> AIM OF THE TASK:
Render the material from the line containing "For every button, label, input, icon, or" up to and including the line containing "legend-line-mjo <box>818 731 878 733</box>" as a Markdown table with the columns Row and Line, one numbered row per line and blank lines skipped. Leave the pictures out of your answer.

> MATERIAL TO PROCESS:

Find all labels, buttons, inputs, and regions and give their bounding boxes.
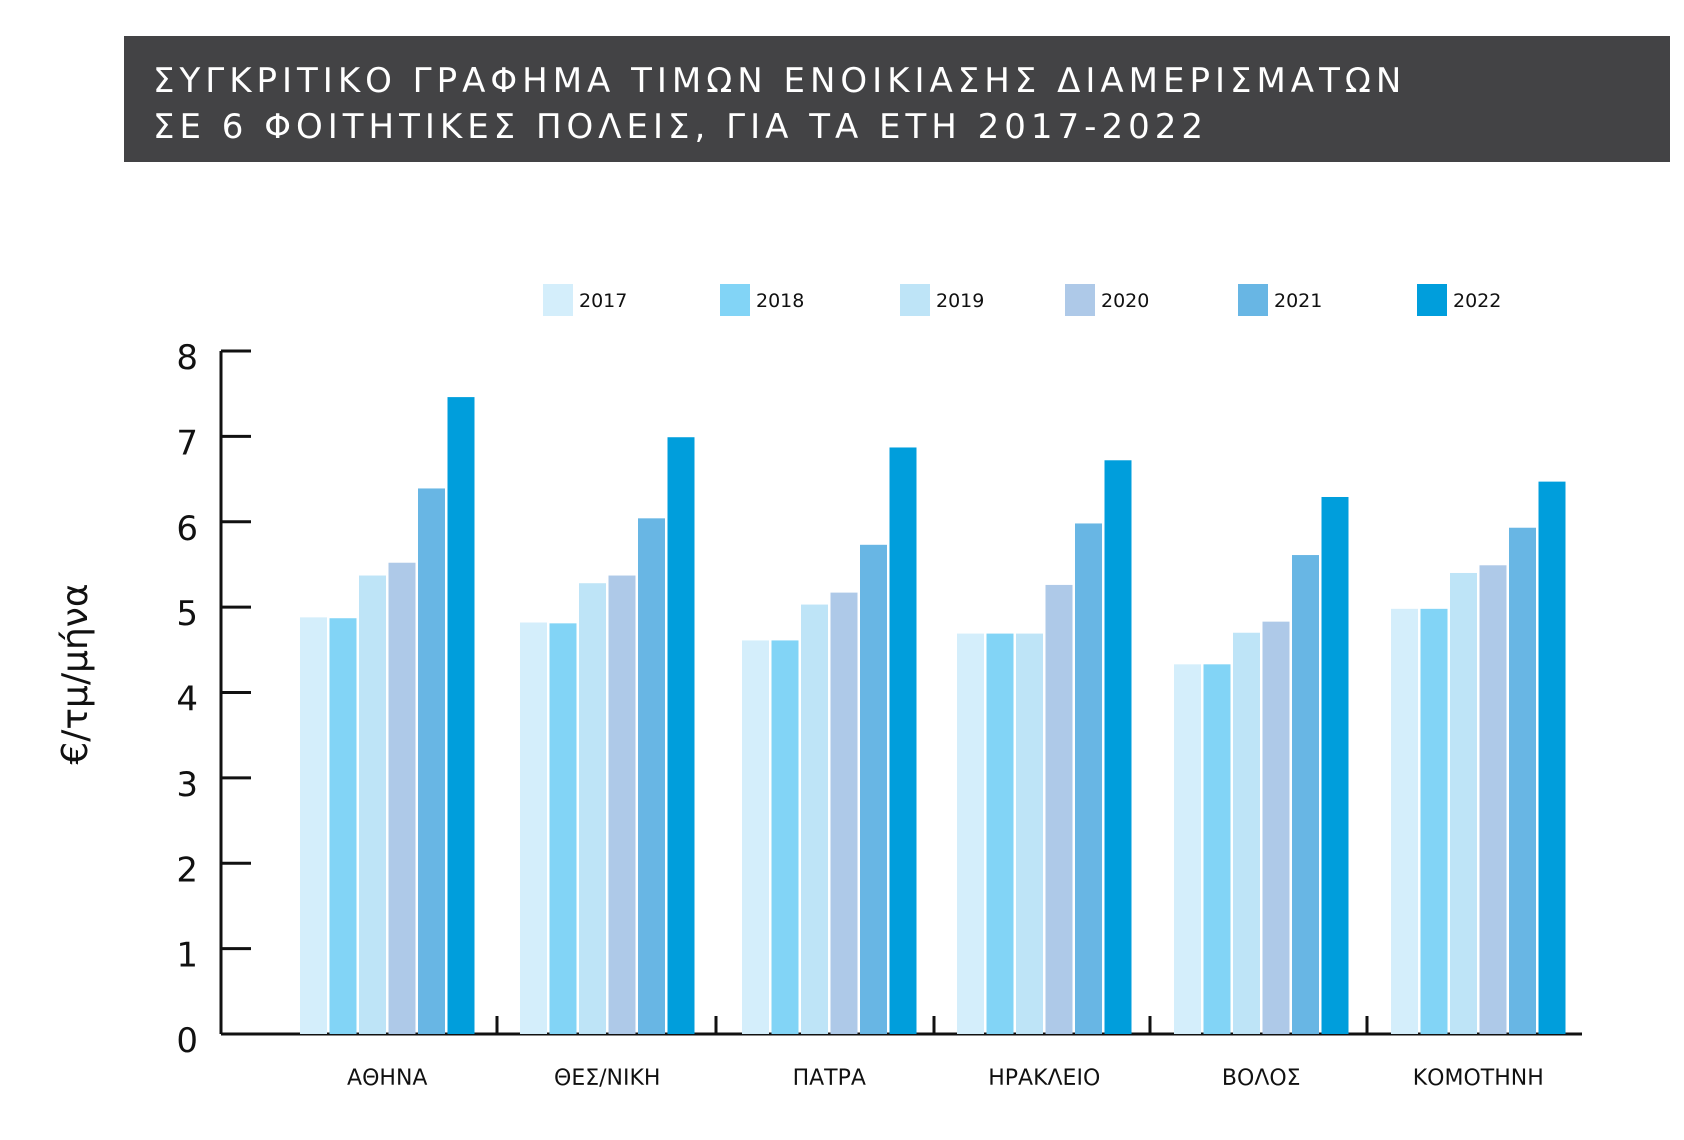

--

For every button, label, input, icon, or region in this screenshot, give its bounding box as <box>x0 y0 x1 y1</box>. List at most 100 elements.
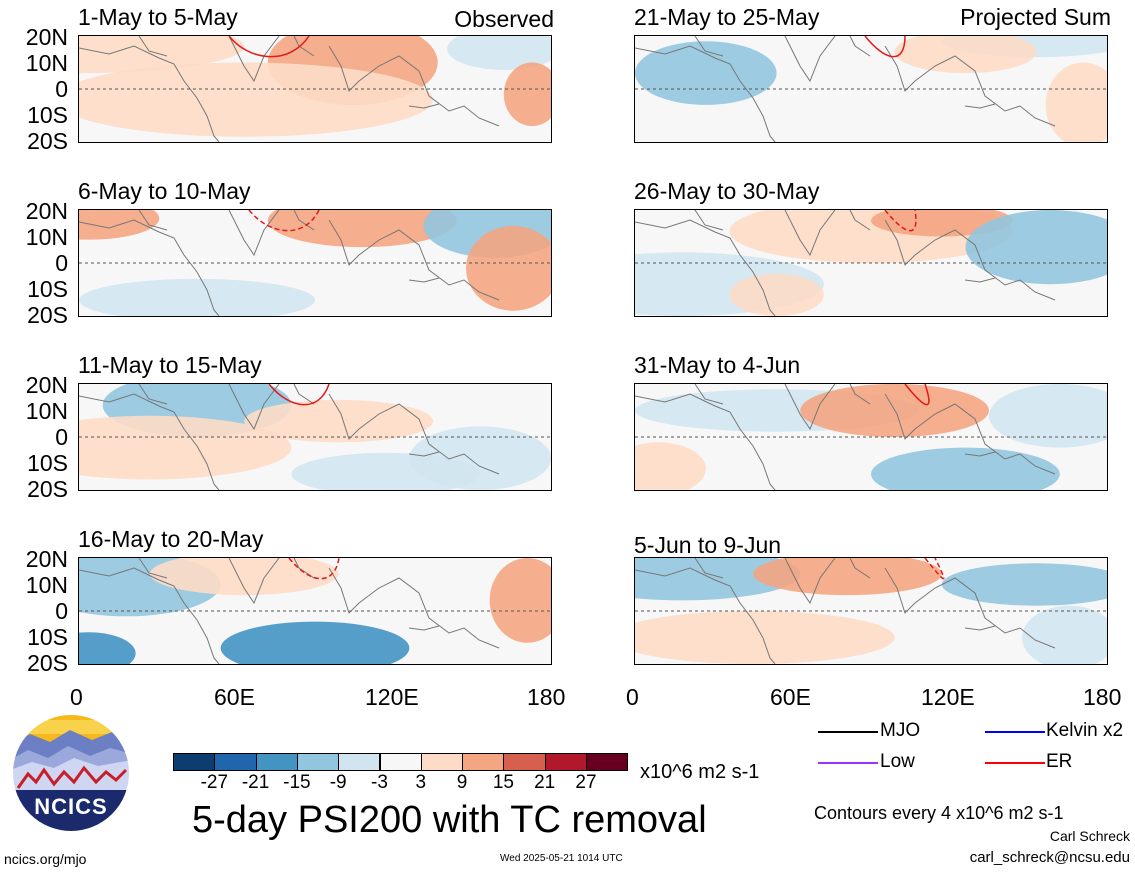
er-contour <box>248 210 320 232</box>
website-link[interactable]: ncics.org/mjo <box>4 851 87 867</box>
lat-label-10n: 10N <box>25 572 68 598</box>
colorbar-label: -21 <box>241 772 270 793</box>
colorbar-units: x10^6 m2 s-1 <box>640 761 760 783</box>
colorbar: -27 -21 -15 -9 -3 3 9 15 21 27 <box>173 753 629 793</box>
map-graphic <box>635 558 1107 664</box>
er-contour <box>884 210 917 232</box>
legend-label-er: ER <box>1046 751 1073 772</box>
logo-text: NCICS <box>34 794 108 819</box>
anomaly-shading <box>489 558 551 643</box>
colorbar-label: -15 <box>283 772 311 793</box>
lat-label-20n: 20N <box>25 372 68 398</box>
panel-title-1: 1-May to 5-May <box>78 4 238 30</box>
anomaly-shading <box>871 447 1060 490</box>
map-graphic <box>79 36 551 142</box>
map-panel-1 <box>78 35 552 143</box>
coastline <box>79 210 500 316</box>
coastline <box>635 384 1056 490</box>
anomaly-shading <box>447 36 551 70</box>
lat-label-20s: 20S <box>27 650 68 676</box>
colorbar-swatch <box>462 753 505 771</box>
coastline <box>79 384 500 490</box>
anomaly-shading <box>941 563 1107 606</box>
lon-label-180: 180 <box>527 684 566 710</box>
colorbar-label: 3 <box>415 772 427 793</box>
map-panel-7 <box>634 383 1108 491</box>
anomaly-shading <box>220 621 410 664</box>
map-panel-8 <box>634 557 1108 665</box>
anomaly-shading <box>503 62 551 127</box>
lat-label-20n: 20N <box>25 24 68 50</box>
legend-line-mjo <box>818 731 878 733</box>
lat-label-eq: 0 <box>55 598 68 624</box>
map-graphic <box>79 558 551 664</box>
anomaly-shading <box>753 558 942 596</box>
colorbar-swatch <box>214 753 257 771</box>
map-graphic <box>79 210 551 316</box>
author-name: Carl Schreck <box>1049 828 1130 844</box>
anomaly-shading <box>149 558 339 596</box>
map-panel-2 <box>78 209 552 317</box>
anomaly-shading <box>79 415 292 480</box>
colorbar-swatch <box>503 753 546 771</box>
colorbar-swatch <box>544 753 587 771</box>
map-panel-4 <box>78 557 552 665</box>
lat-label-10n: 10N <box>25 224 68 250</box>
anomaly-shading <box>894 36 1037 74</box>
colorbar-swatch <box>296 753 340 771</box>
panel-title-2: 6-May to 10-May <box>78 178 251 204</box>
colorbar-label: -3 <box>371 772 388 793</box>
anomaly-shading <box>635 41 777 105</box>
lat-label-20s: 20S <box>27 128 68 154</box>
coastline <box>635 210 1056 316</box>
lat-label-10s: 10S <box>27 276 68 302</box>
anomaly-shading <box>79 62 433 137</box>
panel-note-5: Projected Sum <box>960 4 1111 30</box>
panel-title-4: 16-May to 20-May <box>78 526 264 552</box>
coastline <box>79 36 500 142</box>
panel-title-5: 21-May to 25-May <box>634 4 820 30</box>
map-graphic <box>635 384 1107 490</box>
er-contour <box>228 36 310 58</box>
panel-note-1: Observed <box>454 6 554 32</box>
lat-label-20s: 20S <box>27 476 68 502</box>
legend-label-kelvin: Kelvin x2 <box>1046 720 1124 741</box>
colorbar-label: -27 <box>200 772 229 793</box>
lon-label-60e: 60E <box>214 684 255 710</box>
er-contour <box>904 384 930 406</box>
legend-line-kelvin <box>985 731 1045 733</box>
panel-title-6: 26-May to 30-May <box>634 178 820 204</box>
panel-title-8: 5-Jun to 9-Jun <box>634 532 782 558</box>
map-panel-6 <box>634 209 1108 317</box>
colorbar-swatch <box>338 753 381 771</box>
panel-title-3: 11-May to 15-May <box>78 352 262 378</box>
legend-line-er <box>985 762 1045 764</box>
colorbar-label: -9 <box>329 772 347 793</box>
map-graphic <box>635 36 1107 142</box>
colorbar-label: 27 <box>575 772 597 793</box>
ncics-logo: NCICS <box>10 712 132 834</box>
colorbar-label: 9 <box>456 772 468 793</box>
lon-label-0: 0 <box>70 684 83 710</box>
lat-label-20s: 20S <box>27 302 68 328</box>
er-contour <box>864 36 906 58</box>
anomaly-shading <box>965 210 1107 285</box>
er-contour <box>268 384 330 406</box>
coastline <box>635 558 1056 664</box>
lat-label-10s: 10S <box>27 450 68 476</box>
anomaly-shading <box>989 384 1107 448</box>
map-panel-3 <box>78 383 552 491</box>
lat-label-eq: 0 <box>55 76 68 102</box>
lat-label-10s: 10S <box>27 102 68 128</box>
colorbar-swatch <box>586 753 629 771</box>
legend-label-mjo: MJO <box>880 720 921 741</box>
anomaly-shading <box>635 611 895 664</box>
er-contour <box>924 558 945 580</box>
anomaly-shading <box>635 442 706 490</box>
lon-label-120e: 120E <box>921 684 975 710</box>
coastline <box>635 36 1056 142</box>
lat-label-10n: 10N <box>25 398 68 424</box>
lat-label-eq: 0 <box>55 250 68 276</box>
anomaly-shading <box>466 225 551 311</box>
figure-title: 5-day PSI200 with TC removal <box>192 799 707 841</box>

> TASK ANSWER:
| Row | Line |
|---|---|
| 1 | For every button, label, input, icon, or region in this screenshot, give its bounding box as <box>x0 y0 x1 y1</box>. List at most 100 elements. |
| 2 | er-contour <box>248 210 320 232</box> |
| 3 | website-link[interactable]: ncics.org/mjo <box>4 851 87 867</box> |
| 4 | lat-label-10n: 10N <box>25 572 68 598</box> |
| 5 | colorbar-label: -21 <box>241 772 270 793</box> |
| 6 | colorbar-units: x10^6 m2 s-1 <box>640 761 760 783</box> |
| 7 | colorbar: -27 -21 -15 -9 -3 3 9 15 21 27 <box>173 753 629 793</box> |
| 8 | map-graphic <box>635 558 1107 664</box> |
| 9 | er-contour <box>884 210 917 232</box> |
| 10 | legend-label-er: ER <box>1046 751 1073 772</box> |
| 11 | logo-text: NCICS <box>34 794 108 819</box> |
| 12 | anomaly-shading <box>489 558 551 643</box> |
| 13 | colorbar-label: -15 <box>283 772 311 793</box> |
| 14 | lat-label-20n: 20N <box>25 372 68 398</box> |
| 15 | panel-title-1: 1-May to 5-May <box>78 4 238 30</box> |
| 16 | anomaly-shading <box>871 447 1060 490</box> |
| 17 | map-graphic <box>79 36 551 142</box> |
| 18 | map-panel-1 <box>78 35 552 143</box> |
| 19 | coastline <box>79 210 500 316</box> |
| 20 | coastline <box>635 384 1056 490</box> |
| 21 | anomaly-shading <box>447 36 551 70</box> |
| 22 | lat-label-20s: 20S <box>27 650 68 676</box> |
| 23 | colorbar-swatch <box>462 753 505 771</box> |
| 24 | coastline <box>79 384 500 490</box> |
| 25 | anomaly-shading <box>941 563 1107 606</box> |
| 26 | lon-label-180: 180 <box>527 684 566 710</box> |
| 27 | colorbar-label: 3 <box>415 772 427 793</box> |
| 28 | map-panel-7 <box>634 383 1108 491</box> |
| 29 | anomaly-shading <box>220 621 410 664</box> |
| 30 | map-panel-8 <box>634 557 1108 665</box> |
| 31 | anomaly-shading <box>503 62 551 127</box> |
| 32 | lat-label-20n: 20N <box>25 24 68 50</box> |
| 33 | legend-line-mjo <box>818 731 878 733</box> |